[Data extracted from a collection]
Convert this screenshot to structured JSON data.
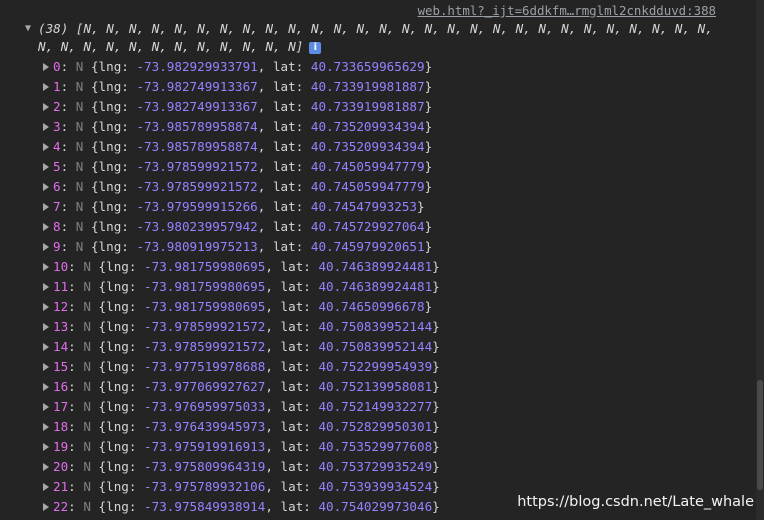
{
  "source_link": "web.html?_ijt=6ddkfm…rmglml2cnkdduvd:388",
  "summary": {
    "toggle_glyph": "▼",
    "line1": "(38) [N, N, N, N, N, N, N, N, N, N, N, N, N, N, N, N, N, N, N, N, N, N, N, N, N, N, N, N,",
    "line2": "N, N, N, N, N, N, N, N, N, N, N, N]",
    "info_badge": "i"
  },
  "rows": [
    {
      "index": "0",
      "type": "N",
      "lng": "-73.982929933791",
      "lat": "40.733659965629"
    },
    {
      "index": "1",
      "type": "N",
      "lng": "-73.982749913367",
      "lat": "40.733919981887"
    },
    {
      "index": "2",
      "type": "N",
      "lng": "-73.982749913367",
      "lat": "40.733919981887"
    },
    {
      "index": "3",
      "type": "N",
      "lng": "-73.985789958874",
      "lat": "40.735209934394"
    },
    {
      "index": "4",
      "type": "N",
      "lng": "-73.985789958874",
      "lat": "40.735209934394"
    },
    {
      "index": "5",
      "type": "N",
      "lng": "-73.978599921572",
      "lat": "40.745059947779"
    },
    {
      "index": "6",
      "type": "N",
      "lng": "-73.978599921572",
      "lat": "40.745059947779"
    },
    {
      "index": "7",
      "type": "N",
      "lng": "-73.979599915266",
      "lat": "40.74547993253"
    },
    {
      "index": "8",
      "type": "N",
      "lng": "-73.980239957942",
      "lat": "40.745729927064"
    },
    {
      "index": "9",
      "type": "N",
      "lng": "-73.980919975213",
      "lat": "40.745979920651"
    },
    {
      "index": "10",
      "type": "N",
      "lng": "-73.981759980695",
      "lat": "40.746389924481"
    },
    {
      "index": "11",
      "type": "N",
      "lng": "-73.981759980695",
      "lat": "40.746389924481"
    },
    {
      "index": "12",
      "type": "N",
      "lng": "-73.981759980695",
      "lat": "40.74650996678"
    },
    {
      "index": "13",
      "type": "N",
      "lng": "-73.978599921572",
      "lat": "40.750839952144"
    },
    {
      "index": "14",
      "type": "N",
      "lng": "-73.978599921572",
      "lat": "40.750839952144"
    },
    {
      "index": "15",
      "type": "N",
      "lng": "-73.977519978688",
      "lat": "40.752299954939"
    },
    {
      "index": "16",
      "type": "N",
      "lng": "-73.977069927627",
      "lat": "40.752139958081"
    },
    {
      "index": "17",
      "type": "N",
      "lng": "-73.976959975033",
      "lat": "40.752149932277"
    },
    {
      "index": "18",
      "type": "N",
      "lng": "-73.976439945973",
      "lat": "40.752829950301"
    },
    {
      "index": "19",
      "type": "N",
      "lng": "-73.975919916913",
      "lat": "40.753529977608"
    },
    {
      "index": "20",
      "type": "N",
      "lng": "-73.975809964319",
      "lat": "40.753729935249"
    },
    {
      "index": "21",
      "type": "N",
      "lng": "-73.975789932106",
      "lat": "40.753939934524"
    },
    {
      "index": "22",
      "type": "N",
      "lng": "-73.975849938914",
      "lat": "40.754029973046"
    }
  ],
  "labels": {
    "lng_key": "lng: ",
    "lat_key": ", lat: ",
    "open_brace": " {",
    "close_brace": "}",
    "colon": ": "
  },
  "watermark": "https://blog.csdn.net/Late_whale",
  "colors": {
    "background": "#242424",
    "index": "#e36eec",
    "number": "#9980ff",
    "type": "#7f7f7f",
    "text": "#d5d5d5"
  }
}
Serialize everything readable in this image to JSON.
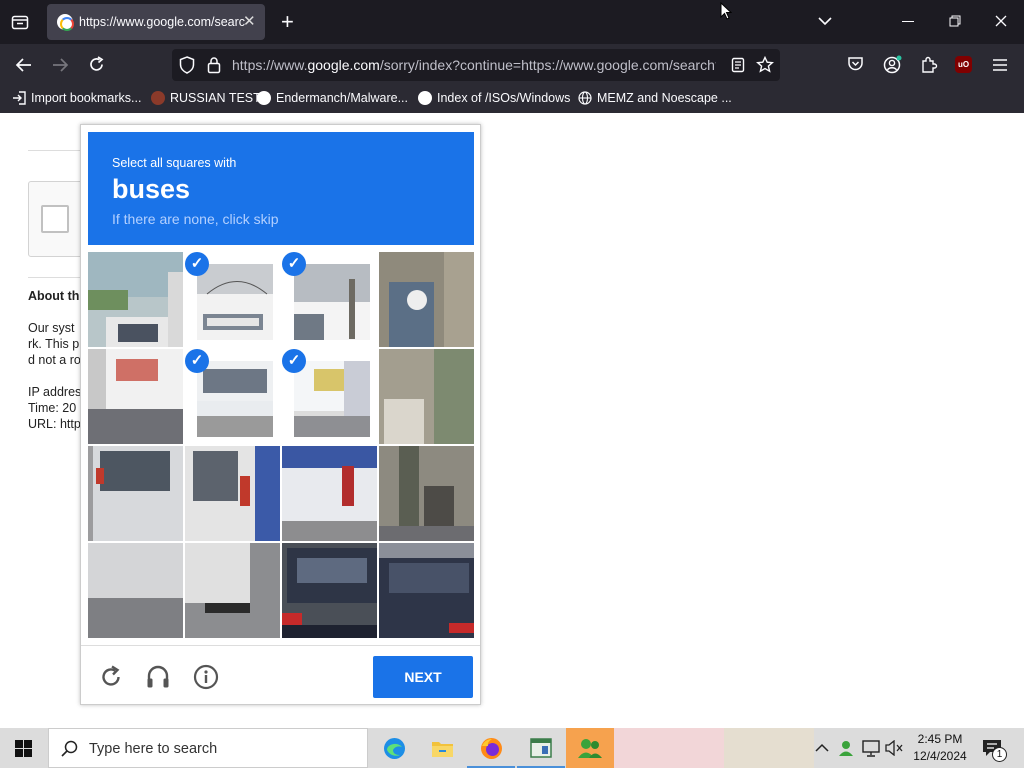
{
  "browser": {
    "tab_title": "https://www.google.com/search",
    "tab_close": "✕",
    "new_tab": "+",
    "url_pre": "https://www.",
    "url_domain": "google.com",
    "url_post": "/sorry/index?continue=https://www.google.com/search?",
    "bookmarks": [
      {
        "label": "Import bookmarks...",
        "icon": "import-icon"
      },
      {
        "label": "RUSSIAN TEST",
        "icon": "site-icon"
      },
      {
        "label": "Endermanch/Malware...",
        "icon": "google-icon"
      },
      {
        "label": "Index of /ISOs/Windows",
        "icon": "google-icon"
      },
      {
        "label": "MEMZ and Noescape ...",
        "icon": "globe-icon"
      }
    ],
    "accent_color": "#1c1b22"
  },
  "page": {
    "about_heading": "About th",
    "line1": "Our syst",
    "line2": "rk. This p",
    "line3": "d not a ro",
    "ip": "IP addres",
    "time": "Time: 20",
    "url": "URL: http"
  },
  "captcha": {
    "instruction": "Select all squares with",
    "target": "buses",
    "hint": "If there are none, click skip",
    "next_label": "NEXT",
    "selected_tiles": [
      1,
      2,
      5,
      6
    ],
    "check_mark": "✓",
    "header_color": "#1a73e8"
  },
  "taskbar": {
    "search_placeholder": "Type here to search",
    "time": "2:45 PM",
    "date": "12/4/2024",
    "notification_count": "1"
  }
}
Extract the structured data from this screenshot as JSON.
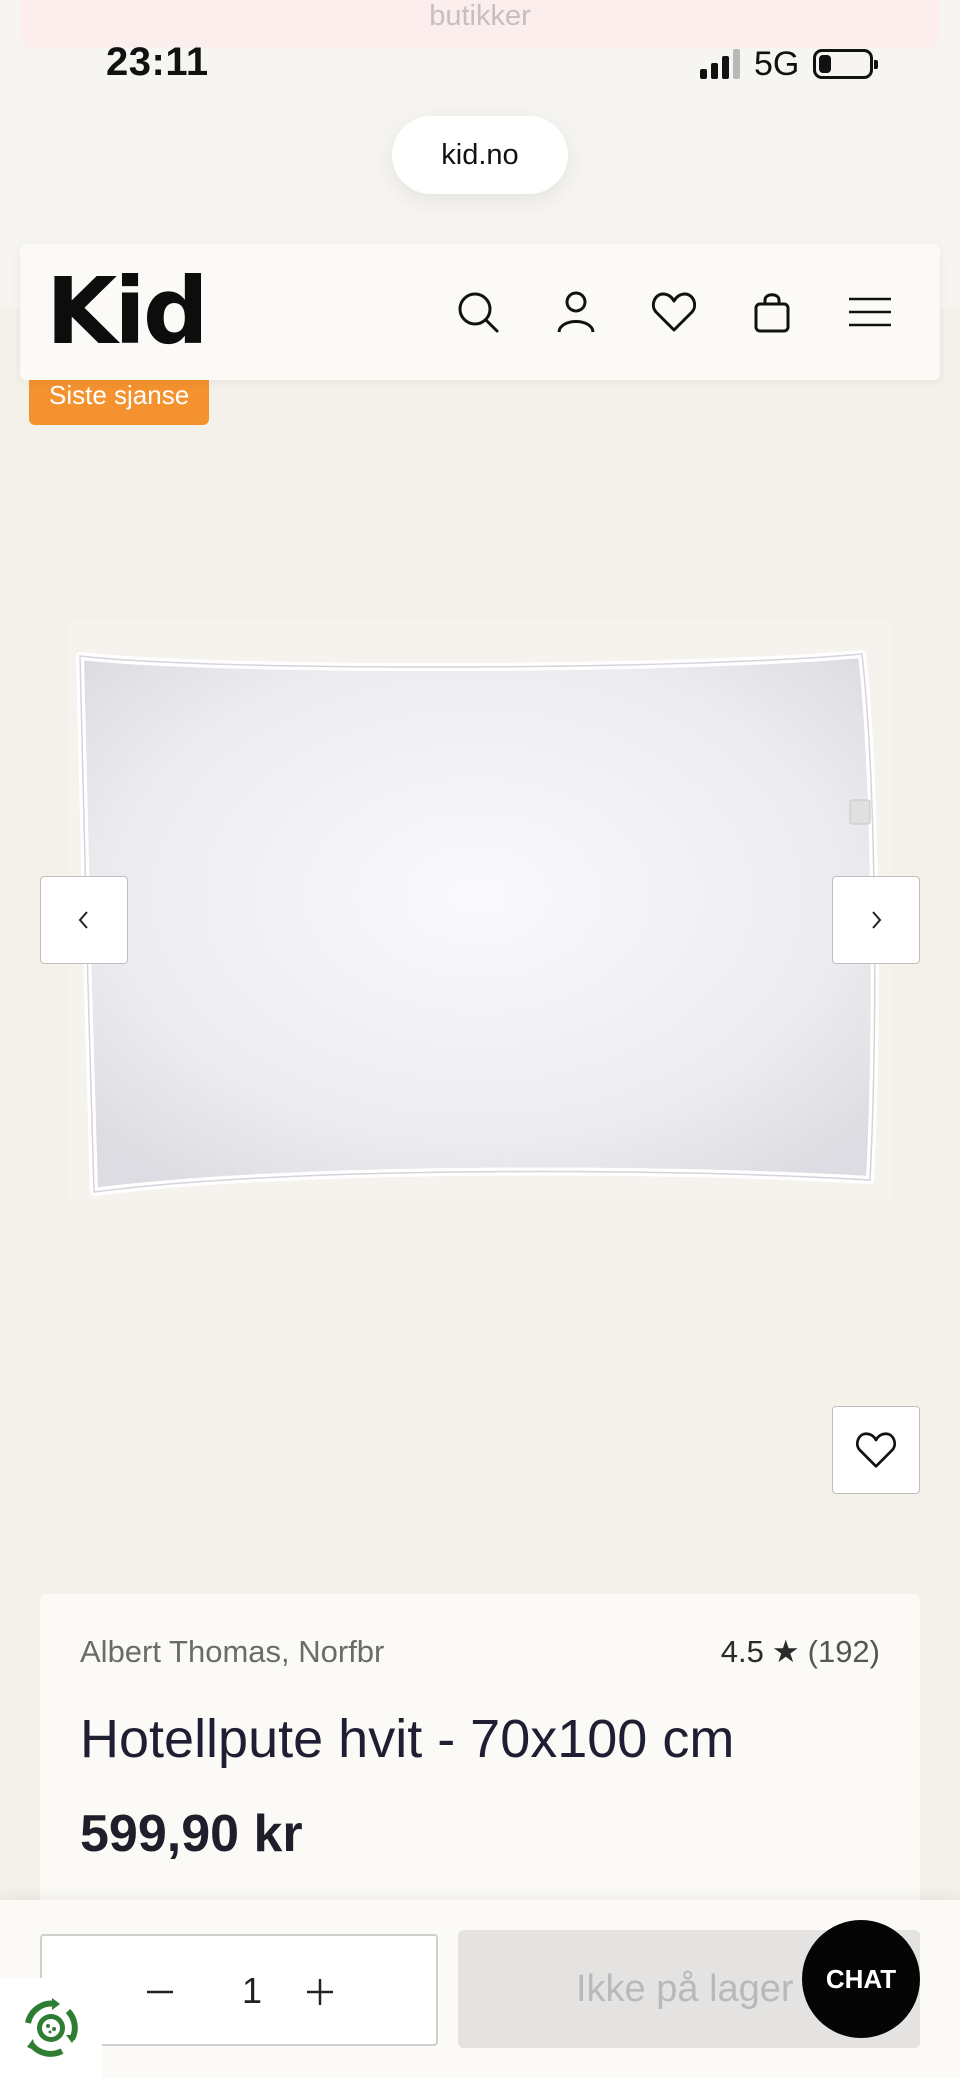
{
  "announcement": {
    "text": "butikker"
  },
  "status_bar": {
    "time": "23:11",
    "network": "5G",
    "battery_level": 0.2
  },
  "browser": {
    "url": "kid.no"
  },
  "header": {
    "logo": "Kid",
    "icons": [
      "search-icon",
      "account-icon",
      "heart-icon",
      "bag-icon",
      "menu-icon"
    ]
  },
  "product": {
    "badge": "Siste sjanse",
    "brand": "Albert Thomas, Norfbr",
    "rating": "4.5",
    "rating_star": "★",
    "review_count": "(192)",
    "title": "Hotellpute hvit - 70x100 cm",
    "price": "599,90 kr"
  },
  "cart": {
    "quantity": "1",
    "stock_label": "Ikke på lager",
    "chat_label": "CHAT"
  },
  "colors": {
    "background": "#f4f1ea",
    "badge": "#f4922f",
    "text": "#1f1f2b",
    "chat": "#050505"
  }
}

Written instruction = Using the listing above, pull out all lines that hold the word "JSON".

Answer to this task =
Convert this screenshot to structured JSON data.
Serialize everything readable in this image to JSON.
Extract the structured data from this screenshot as JSON.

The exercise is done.